▶ **TRECHO**
==*==

Na Universidade Federal Rural do Semi-Árido (UFERSA), em Mossoró (RN), foram iniciados os processos de licitação para a compra de equipamentos de implantação da rádio, com o custo estimado de R$ 1,2 milhão. No entanto, ainda não há uma solução para a contratação de mão-de-obra.

A Universidade Federal do Ceará (UFC) já possui uma emissora de rádio em Fortaleza e conseguiu autorização para instalar uma emissora de TV na capital e uma de rádio no campus de Russas. Há a expectativa de instalação de outras duas emissoras de rádio nos campi de Sobral e Crateús. “Essa parte burocrática está andando, a parte do dinheiro é que não está”, afirma Kamila Fernandes, secretária de Comunicação e Marketing da UFC. Também faltam equipamentos e a contratação de pessoal.

Um dos entraves para contratação são os decretos nº 9.262/2018 e nº 10.185/2019, da gestão Bolsonaro, que impedem a realização de concursos ou contratação para uma série de cargos da área de produção audiovisual e comunicação. Universidades que já operam emissoras de rádio e televisão já começaram o processo de terceirização.

Também há muita indefinição sobre a programação local das emissoras. Em Mossoró, as transmissões devem começar somente com a programação da EBC. No Ceará, a aposta deve ser com a produção de conteúdo feita nos espaços de formação dos cursos de Comunicação Social. Para Suzy dos Santos, professora da Escola de Comunicação da Universidade Federal do Rio de Janeiro (UFRJ), é preciso investir nesses veículos. “Tem que se investir materialmente e também tem que se investir a partir de concursos, porque falta gente nesses veículos. Você pode sim criar linhas, por exemplo, de fomento para audiovisual com foco em questões sociais relevantes”, lembra.

Para Maíra Bittencourt, diretora geral da EBC, a expansão da rede é fundamental para “se fazer presente enquanto comunicação pública e fazer o contraponto ao processo de desinformação, de fake news, de notícias que não são adequadas e estão circulando, estão sendo presença nos territórios”, reforça.

==*==

(Dados de anotação de layout)

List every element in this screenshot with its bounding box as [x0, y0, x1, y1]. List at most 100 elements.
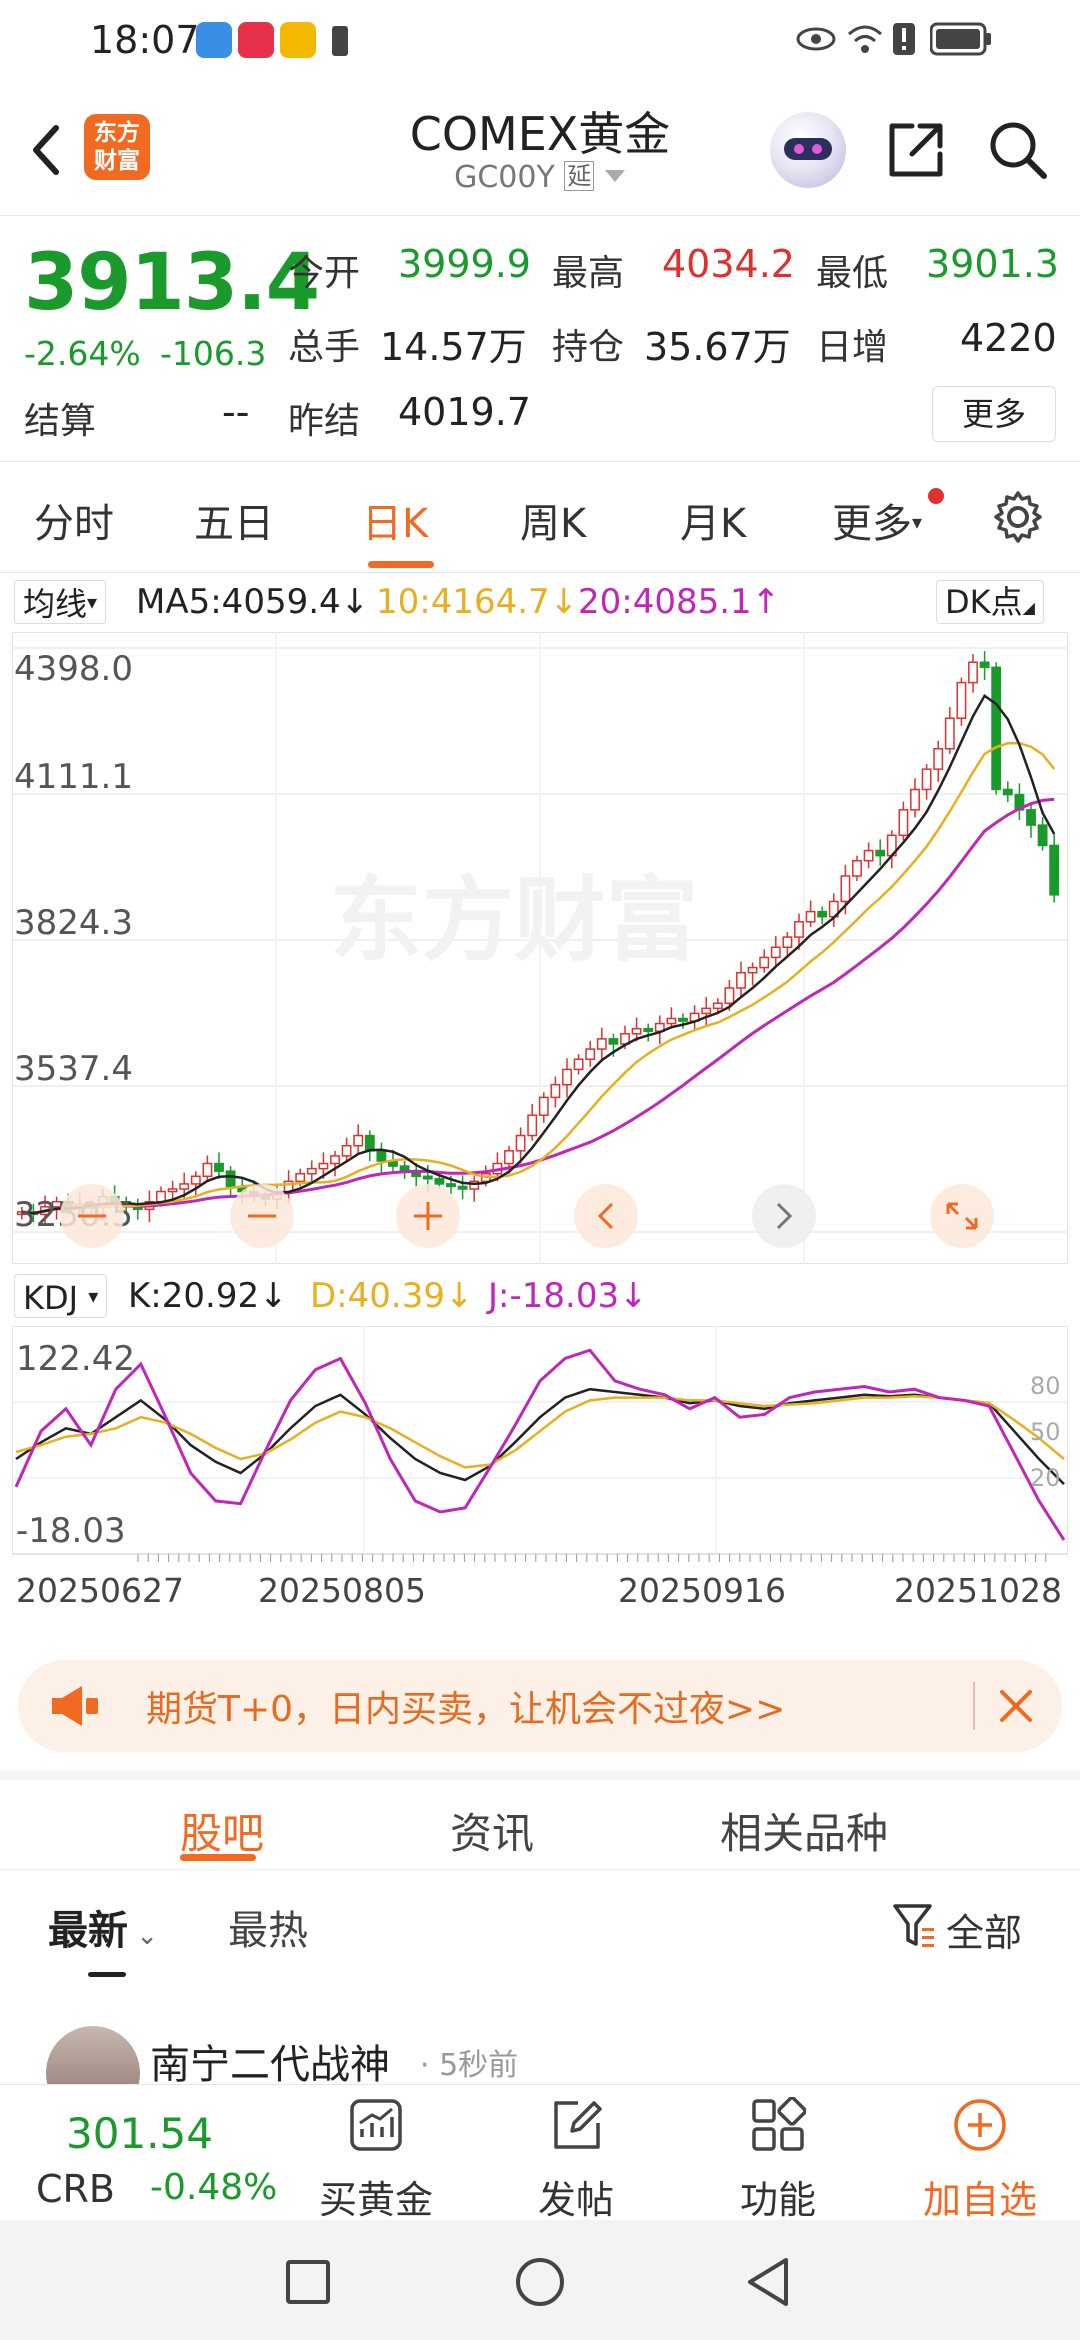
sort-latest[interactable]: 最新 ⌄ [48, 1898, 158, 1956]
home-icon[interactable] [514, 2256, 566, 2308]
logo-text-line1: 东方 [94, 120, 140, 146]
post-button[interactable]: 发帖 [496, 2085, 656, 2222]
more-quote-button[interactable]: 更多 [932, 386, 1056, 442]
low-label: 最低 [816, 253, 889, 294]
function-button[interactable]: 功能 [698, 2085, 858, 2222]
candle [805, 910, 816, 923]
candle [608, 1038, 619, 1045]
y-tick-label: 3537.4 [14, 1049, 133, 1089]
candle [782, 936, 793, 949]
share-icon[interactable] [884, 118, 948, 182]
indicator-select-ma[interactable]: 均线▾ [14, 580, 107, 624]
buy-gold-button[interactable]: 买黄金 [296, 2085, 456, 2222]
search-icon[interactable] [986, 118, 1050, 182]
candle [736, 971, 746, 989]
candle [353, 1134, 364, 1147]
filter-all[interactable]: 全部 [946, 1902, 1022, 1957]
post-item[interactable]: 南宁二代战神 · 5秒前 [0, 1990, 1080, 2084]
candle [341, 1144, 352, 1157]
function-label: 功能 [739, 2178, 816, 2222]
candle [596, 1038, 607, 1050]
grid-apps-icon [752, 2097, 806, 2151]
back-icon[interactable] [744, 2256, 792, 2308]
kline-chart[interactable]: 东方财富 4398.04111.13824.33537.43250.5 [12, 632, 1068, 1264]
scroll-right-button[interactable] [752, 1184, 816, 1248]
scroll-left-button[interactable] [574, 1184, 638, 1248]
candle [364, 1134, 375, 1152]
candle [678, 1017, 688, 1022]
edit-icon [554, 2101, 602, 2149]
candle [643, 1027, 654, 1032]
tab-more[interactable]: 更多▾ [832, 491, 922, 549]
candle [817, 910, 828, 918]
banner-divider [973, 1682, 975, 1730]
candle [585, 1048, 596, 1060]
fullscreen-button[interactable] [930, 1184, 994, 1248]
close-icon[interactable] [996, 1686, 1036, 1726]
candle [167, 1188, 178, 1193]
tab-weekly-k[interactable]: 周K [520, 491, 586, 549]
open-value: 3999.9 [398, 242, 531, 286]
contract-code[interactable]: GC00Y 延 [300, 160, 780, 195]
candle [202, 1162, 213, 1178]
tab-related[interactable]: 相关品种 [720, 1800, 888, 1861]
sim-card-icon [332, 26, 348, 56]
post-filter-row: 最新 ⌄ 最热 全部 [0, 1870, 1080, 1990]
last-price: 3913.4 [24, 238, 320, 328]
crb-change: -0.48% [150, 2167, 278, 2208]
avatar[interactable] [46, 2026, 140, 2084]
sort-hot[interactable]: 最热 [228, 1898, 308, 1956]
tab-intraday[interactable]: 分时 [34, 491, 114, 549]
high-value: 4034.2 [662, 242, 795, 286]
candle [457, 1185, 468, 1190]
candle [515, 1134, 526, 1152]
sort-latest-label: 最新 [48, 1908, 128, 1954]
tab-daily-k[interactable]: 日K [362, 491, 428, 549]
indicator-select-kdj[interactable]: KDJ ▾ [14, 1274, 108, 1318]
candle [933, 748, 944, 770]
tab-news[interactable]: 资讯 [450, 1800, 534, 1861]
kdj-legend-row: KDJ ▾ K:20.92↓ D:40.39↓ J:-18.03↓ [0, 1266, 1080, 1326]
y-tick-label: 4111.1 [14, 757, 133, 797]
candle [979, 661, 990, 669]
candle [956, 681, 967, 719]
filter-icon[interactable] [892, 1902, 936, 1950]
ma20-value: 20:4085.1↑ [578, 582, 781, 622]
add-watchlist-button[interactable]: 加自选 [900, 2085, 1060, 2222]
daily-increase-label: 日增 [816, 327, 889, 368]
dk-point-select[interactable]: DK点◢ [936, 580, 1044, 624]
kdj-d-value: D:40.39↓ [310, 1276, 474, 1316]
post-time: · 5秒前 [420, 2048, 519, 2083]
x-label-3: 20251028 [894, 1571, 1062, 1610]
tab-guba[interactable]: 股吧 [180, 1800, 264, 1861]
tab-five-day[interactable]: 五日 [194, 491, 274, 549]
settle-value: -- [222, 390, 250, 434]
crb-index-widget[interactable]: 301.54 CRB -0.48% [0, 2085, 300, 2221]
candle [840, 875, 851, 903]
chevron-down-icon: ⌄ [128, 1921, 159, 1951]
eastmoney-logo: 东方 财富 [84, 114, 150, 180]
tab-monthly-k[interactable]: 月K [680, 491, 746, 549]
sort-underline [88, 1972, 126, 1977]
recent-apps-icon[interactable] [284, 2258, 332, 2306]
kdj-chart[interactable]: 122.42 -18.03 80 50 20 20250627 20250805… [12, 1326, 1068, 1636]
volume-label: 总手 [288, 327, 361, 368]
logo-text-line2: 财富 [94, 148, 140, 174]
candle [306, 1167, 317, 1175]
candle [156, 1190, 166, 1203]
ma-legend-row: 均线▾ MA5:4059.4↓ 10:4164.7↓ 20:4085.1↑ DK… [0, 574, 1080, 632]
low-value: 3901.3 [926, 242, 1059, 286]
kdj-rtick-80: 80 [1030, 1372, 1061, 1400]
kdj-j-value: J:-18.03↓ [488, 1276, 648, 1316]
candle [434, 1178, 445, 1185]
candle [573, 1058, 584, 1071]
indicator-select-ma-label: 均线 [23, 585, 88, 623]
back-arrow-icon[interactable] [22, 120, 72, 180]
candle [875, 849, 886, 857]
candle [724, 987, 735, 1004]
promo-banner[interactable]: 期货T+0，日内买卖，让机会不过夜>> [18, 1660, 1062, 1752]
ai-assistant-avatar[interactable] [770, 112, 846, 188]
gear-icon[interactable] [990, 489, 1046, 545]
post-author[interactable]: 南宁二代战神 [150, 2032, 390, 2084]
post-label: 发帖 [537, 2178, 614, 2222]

==*==

▶ **OBJETIVO A**
Reproduza fielmente o trecho sobre as emissoras universitárias entre "Na Universidade Federal" e "contratação de mão-de-obra.", inclusive.
▶ **OBJETIVO B**
Dê sequência ao texto sobre as emissoras de rádio e TV das universidades federais a partir do ponto em que ele termina.

▶ **RESPOSTA FINAL A**
Na Universidade Federal Rural do Semi-Árido (UFERSA), em Mossoró (RN), foram iniciados os processos de licitação para a compra de equipamentos de implantação da rádio, com o custo estimado de R$ 1,2 milhão. No entanto, ainda não há uma solução para a contratação de mão-de-obra.

▶ **RESPOSTA FINAL B**
Em maio de 2024, a EBC reuniu cerca de noventa representantes das emissoras vinculadas à rede. O Ministério das Comunicações se comprometeu a apoiar a expansão e a EBC lançou edital para a produção de treze episódios de uma série sobre turismo regional para emissoras da RNCP, com um investimento total de R$ 260 mil.

Rede pública é também privada

A lei que regula a radiodifusão pública (11.652/2008) permite o estabelecimento de cooperação com entidades privadas. Atualmente, segundo a EBC, 34 emissoras privadas de caráter educativo estão integradas à rede. Suzy dos Santos aponta que “é necessário também observar como as redes públicas estão atuando, porque a gente tem canais em algumas regiões que exibem programação que não é pública. O Estado abriu mão há muito tempo”, denuncia.

Segundo o mapa da RNCP, pelo menos três grandes redes de comunicação privadas vinculadas a grupos religiosos e empresariais retransmitem a programação da TV Brasil. É o caso da Rede Mundial, vinculado à Igreja Mundial do Poder de Deus, do pastor Valdemiro Santiago. Dados do Portal da Transparência do Governo Federal apontam que a emissora recebeu R$ 167,1 mil para prestação de serviços de publicidade institucional e de utilidade pública entre 2019 e 2024.

Já a RBI TV, com sede em São Paulo, tem 79 retransmissoras abertas em 296 municípios, sendo doze capitais em todas as regiões do país. Desde agosto de 2022, a RBI passou a transmitir os noticiários e conteúdos da EBC e programas religiosos de orientação cristã. A rede de emissoras pertence ao Grupo Mix de Comunicação e aluga horários da programação.

A Rede Mais Família, do empresário Rinaldi Faria, criador do grupo de palhaços Patati Patatá, também é integrante da RNCP. A emissora sediada em Santa Inês, no Maranhão, tem transmissão em cidades como Rio de Janeiro, São Paulo, Belo Horizonte, Florianópolis e nas principais cidades do interior de São Paulo. Segundo a EBC, todas as parcerias da RNCP são realizadas por meio de contratos com parecer do departamento jurídico e que prevêem um quantitativo de horas de programação da EBC a ser transmitida.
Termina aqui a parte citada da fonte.